What the task requires: Copy every line, leaving nothing out and adding nothing.

Data supplied:
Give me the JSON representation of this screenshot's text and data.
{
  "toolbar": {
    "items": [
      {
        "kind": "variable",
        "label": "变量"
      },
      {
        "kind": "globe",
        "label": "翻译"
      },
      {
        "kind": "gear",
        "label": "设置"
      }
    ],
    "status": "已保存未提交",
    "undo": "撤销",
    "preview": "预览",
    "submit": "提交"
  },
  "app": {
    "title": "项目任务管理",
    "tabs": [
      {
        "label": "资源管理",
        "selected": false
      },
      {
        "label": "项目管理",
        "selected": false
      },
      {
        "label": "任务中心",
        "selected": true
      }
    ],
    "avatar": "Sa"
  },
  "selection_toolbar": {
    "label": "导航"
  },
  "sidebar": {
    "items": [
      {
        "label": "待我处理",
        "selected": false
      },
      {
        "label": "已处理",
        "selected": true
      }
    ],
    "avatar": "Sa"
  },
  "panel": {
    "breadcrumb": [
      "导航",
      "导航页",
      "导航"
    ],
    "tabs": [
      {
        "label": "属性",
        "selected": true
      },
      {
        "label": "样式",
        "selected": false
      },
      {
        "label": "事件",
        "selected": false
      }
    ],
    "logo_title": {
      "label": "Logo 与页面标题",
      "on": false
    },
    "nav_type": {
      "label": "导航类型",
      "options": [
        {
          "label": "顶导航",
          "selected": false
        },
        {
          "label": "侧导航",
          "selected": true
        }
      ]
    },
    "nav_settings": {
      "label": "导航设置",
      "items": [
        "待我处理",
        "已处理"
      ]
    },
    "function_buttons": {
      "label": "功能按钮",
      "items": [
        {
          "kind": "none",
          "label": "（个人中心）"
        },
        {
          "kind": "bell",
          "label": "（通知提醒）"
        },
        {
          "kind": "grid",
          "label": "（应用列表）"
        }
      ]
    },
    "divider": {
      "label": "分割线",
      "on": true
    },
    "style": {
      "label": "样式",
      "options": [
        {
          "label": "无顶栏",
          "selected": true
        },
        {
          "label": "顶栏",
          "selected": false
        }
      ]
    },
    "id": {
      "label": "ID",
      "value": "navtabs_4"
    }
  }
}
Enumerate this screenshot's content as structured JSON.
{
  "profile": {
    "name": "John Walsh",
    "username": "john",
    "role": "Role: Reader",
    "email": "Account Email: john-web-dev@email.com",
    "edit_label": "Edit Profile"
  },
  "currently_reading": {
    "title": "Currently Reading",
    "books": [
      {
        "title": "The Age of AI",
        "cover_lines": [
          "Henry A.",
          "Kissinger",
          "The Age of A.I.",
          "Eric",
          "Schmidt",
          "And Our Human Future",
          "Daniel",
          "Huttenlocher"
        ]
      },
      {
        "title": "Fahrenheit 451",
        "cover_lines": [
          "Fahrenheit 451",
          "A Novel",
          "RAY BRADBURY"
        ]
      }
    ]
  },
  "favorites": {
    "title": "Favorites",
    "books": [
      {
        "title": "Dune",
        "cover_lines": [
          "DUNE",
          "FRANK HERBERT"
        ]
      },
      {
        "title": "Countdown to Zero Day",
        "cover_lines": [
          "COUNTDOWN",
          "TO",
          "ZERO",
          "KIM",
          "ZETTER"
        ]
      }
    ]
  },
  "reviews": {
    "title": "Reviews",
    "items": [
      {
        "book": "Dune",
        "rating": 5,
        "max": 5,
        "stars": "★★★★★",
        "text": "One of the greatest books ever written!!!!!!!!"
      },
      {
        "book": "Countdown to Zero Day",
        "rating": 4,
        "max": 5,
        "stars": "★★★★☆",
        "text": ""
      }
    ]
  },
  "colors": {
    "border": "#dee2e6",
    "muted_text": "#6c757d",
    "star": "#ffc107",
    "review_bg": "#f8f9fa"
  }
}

Answer in full:
Give me the JSON representation of this screenshot's text and data.
{
  "toolbar": {
    "items": [
      {
        "kind": "variable",
        "label": "变量"
      },
      {
        "kind": "globe",
        "label": "翻译"
      },
      {
        "kind": "gear",
        "label": "设置"
      }
    ],
    "status": "已保存未提交",
    "undo": "撤销",
    "preview": "预览",
    "submit": "提交"
  },
  "app": {
    "title": "项目任务管理",
    "tabs": [
      {
        "label": "资源管理",
        "selected": false
      },
      {
        "label": "项目管理",
        "selected": false
      },
      {
        "label": "任务中心",
        "selected": true
      }
    ],
    "avatar": "Sa"
  },
  "selection_toolbar": {
    "label": "导航"
  },
  "sidebar": {
    "items": [
      {
        "label": "待我处理",
        "selected": false
      },
      {
        "label": "已处理",
        "selected": true
      }
    ],
    "avatar": "Sa"
  },
  "panel": {
    "breadcrumb": [
      "导航",
      "导航页",
      "导航"
    ],
    "tabs": [
      {
        "label": "属性",
        "selected": true
      },
      {
        "label": "样式",
        "selected": false
      },
      {
        "label": "事件",
        "selected": false
      }
    ],
    "logo_title": {
      "label": "Logo 与页面标题",
      "on": false
    },
    "nav_type": {
      "label": "导航类型",
      "options": [
        {
          "label": "顶导航",
          "selected": false
        },
        {
          "label": "侧导航",
          "selected": true
        }
      ]
    },
    "nav_settings": {
      "label": "导航设置",
      "items": [
        "待我处理",
        "已处理"
      ]
    },
    "function_buttons": {
      "label": "功能按钮",
      "items": [
        {
          "kind": "none",
          "label": "（个人中心）"
        },
        {
          "kind": "bell",
          "label": "（通知提醒）"
        },
        {
          "kind": "grid",
          "label": "（应用列表）"
        }
      ]
    },
    "divider": {
      "label": "分割线",
      "on": true
    },
    "style": {
      "label": "样式",
      "options": [
        {
          "label": "无顶栏",
          "selected": true
        },
        {
          "label": "顶栏",
          "selected": false
        }
      ]
    },
    "id": {
      "label": "ID",
      "value": "navtabs_4"
    }
  }
}
Enumerate this screenshot's content as structured JSON.
{
  "profile": {
    "name": "John Walsh",
    "username": "john",
    "role": "Role: Reader",
    "email": "Account Email: john-web-dev@email.com",
    "edit_label": "Edit Profile"
  },
  "currently_reading": {
    "title": "Currently Reading",
    "books": [
      {
        "title": "The Age of AI",
        "cover_lines": [
          "Henry A.",
          "Kissinger",
          "The Age of A.I.",
          "Eric",
          "Schmidt",
          "And Our Human Future",
          "Daniel",
          "Huttenlocher"
        ]
      },
      {
        "title": "Fahrenheit 451",
        "cover_lines": [
          "Fahrenheit 451",
          "A Novel",
          "RAY BRADBURY"
        ]
      }
    ]
  },
  "favorites": {
    "title": "Favorites",
    "books": [
      {
        "title": "Dune",
        "cover_lines": [
          "DUNE",
          "FRANK HERBERT"
        ]
      },
      {
        "title": "Countdown to Zero Day",
        "cover_lines": [
          "COUNTDOWN",
          "TO",
          "ZERO",
          "KIM",
          "ZETTER"
        ]
      }
    ]
  },
  "reviews": {
    "title": "Reviews",
    "items": [
      {
        "book": "Dune",
        "rating": 5,
        "max": 5,
        "stars": "★★★★★",
        "text": "One of the greatest books ever written!!!!!!!!"
      },
      {
        "book": "Countdown to Zero Day",
        "rating": 4,
        "max": 5,
        "stars": "★★★★☆",
        "text": ""
      }
    ]
  },
  "colors": {
    "border": "#dee2e6",
    "muted_text": "#6c757d",
    "star": "#ffc107",
    "review_bg": "#f8f9fa"
  }
}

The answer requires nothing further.